Material
---

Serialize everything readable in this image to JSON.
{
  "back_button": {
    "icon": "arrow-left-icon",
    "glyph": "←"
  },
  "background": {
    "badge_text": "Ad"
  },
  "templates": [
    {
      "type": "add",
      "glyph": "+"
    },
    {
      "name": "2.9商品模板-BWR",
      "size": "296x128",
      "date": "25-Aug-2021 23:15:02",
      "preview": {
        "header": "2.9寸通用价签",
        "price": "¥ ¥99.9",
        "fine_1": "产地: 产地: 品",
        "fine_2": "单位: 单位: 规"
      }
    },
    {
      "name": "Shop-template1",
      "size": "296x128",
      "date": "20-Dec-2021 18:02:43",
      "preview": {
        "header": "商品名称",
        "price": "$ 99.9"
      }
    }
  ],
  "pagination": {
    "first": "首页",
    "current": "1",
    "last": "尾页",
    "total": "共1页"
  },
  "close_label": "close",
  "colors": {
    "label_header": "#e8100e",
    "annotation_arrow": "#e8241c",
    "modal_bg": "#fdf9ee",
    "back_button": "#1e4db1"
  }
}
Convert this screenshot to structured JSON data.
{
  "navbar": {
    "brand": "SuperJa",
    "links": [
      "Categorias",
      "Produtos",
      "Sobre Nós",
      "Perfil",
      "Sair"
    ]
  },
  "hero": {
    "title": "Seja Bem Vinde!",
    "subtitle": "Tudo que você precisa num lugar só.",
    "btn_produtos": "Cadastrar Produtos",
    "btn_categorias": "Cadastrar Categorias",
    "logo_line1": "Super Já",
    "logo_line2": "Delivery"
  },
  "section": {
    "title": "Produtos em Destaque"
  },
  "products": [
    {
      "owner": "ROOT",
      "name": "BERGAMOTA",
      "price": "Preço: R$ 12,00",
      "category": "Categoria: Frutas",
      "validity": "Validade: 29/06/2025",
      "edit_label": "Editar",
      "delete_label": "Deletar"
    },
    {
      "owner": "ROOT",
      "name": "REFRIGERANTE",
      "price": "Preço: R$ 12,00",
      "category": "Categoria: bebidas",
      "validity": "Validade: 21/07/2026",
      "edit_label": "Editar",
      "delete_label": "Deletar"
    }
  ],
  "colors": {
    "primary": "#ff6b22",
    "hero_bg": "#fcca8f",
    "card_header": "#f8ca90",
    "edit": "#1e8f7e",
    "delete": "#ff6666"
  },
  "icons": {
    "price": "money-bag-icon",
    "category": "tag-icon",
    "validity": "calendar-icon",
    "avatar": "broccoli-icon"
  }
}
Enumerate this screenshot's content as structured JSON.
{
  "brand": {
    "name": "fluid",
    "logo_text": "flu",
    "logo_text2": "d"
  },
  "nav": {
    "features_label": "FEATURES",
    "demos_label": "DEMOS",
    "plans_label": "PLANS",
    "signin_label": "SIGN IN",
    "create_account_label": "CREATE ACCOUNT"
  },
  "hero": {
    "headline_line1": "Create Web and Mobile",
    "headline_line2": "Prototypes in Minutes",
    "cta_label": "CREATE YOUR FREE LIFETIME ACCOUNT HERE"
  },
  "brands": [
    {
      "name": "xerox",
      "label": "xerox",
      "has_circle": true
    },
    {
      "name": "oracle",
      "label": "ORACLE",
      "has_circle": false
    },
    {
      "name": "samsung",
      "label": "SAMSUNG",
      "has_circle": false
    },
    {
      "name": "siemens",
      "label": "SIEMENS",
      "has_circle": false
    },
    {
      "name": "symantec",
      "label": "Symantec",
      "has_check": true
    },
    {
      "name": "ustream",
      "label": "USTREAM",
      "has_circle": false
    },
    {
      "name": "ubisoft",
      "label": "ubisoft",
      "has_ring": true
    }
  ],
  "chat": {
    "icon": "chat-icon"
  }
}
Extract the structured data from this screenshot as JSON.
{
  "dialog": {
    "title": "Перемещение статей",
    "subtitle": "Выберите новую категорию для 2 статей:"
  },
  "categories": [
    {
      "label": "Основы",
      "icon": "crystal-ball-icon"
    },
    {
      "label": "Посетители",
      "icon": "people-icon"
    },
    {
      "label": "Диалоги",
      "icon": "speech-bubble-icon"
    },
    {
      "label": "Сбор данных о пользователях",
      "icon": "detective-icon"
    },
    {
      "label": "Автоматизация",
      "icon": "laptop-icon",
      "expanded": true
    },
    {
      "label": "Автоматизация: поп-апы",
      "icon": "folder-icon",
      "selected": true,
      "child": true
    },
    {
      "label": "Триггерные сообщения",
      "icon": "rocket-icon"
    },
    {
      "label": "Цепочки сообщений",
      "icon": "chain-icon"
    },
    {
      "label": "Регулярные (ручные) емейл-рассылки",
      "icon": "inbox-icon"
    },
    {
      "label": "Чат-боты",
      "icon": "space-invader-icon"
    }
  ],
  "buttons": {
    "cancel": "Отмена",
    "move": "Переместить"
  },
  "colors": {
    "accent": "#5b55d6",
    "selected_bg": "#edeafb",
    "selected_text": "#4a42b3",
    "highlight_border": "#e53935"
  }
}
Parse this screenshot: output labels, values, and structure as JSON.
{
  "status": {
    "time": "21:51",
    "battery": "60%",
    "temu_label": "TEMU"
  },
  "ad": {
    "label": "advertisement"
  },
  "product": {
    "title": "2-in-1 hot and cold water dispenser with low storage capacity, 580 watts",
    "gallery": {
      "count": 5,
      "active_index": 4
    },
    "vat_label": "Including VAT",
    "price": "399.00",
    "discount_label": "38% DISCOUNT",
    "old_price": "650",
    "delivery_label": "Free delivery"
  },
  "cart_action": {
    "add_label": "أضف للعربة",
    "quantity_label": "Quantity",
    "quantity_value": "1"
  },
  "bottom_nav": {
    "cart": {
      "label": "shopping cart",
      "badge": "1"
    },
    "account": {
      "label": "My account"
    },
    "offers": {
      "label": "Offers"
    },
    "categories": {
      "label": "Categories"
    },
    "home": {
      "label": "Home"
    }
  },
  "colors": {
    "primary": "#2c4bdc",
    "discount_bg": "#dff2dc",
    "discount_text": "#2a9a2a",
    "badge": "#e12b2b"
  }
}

---

What to do
Write the data back out verbatim.

Result
Serialize everything readable in this image to JSON.
{
  "back_button": {
    "icon": "arrow-left-icon",
    "glyph": "←"
  },
  "background": {
    "badge_text": "Ad"
  },
  "templates": [
    {
      "type": "add",
      "glyph": "+"
    },
    {
      "name": "2.9商品模板-BWR",
      "size": "296x128",
      "date": "25-Aug-2021 23:15:02",
      "preview": {
        "header": "2.9寸通用价签",
        "price": "¥ ¥99.9",
        "fine_1": "产地: 产地: 品",
        "fine_2": "单位: 单位: 规"
      }
    },
    {
      "name": "Shop-template1",
      "size": "296x128",
      "date": "20-Dec-2021 18:02:43",
      "preview": {
        "header": "商品名称",
        "price": "$ 99.9"
      }
    }
  ],
  "pagination": {
    "first": "首页",
    "current": "1",
    "last": "尾页",
    "total": "共1页"
  },
  "close_label": "close",
  "colors": {
    "label_header": "#e8100e",
    "annotation_arrow": "#e8241c",
    "modal_bg": "#fdf9ee",
    "back_button": "#1e4db1"
  }
}
Convert this screenshot to structured JSON data.
{
  "navbar": {
    "brand": "SuperJa",
    "links": [
      "Categorias",
      "Produtos",
      "Sobre Nós",
      "Perfil",
      "Sair"
    ]
  },
  "hero": {
    "title": "Seja Bem Vinde!",
    "subtitle": "Tudo que você precisa num lugar só.",
    "btn_produtos": "Cadastrar Produtos",
    "btn_categorias": "Cadastrar Categorias",
    "logo_line1": "Super Já",
    "logo_line2": "Delivery"
  },
  "section": {
    "title": "Produtos em Destaque"
  },
  "products": [
    {
      "owner": "ROOT",
      "name": "BERGAMOTA",
      "price": "Preço: R$ 12,00",
      "category": "Categoria: Frutas",
      "validity": "Validade: 29/06/2025",
      "edit_label": "Editar",
      "delete_label": "Deletar"
    },
    {
      "owner": "ROOT",
      "name": "REFRIGERANTE",
      "price": "Preço: R$ 12,00",
      "category": "Categoria: bebidas",
      "validity": "Validade: 21/07/2026",
      "edit_label": "Editar",
      "delete_label": "Deletar"
    }
  ],
  "colors": {
    "primary": "#ff6b22",
    "hero_bg": "#fcca8f",
    "card_header": "#f8ca90",
    "edit": "#1e8f7e",
    "delete": "#ff6666"
  },
  "icons": {
    "price": "money-bag-icon",
    "category": "tag-icon",
    "validity": "calendar-icon",
    "avatar": "broccoli-icon"
  }
}
Enumerate this screenshot's content as structured JSON.
{
  "brand": {
    "name": "fluid",
    "logo_text": "flu",
    "logo_text2": "d"
  },
  "nav": {
    "features_label": "FEATURES",
    "demos_label": "DEMOS",
    "plans_label": "PLANS",
    "signin_label": "SIGN IN",
    "create_account_label": "CREATE ACCOUNT"
  },
  "hero": {
    "headline_line1": "Create Web and Mobile",
    "headline_line2": "Prototypes in Minutes",
    "cta_label": "CREATE YOUR FREE LIFETIME ACCOUNT HERE"
  },
  "brands": [
    {
      "name": "xerox",
      "label": "xerox",
      "has_circle": true
    },
    {
      "name": "oracle",
      "label": "ORACLE",
      "has_circle": false
    },
    {
      "name": "samsung",
      "label": "SAMSUNG",
      "has_circle": false
    },
    {
      "name": "siemens",
      "label": "SIEMENS",
      "has_circle": false
    },
    {
      "name": "symantec",
      "label": "Symantec",
      "has_check": true
    },
    {
      "name": "ustream",
      "label": "USTREAM",
      "has_circle": false
    },
    {
      "name": "ubisoft",
      "label": "ubisoft",
      "has_ring": true
    }
  ],
  "chat": {
    "icon": "chat-icon"
  }
}
Extract the structured data from this screenshot as JSON.
{
  "dialog": {
    "title": "Перемещение статей",
    "subtitle": "Выберите новую категорию для 2 статей:"
  },
  "categories": [
    {
      "label": "Основы",
      "icon": "crystal-ball-icon"
    },
    {
      "label": "Посетители",
      "icon": "people-icon"
    },
    {
      "label": "Диалоги",
      "icon": "speech-bubble-icon"
    },
    {
      "label": "Сбор данных о пользователях",
      "icon": "detective-icon"
    },
    {
      "label": "Автоматизация",
      "icon": "laptop-icon",
      "expanded": true
    },
    {
      "label": "Автоматизация: поп-апы",
      "icon": "folder-icon",
      "selected": true,
      "child": true
    },
    {
      "label": "Триггерные сообщения",
      "icon": "rocket-icon"
    },
    {
      "label": "Цепочки сообщений",
      "icon": "chain-icon"
    },
    {
      "label": "Регулярные (ручные) емейл-рассылки",
      "icon": "inbox-icon"
    },
    {
      "label": "Чат-боты",
      "icon": "space-invader-icon"
    }
  ],
  "buttons": {
    "cancel": "Отмена",
    "move": "Переместить"
  },
  "colors": {
    "accent": "#5b55d6",
    "selected_bg": "#edeafb",
    "selected_text": "#4a42b3",
    "highlight_border": "#e53935"
  }
}
Parse this screenshot: output labels, values, and structure as JSON.
{
  "status": {
    "time": "21:51",
    "battery": "60%",
    "temu_label": "TEMU"
  },
  "ad": {
    "label": "advertisement"
  },
  "product": {
    "title": "2-in-1 hot and cold water dispenser with low storage capacity, 580 watts",
    "gallery": {
      "count": 5,
      "active_index": 4
    },
    "vat_label": "Including VAT",
    "price": "399.00",
    "discount_label": "38% DISCOUNT",
    "old_price": "650",
    "delivery_label": "Free delivery"
  },
  "cart_action": {
    "add_label": "أضف للعربة",
    "quantity_label": "Quantity",
    "quantity_value": "1"
  },
  "bottom_nav": {
    "cart": {
      "label": "shopping cart",
      "badge": "1"
    },
    "account": {
      "label": "My account"
    },
    "offers": {
      "label": "Offers"
    },
    "categories": {
      "label": "Categories"
    },
    "home": {
      "label": "Home"
    }
  },
  "colors": {
    "primary": "#2c4bdc",
    "discount_bg": "#dff2dc",
    "discount_text": "#2a9a2a",
    "badge": "#e12b2b"
  }
}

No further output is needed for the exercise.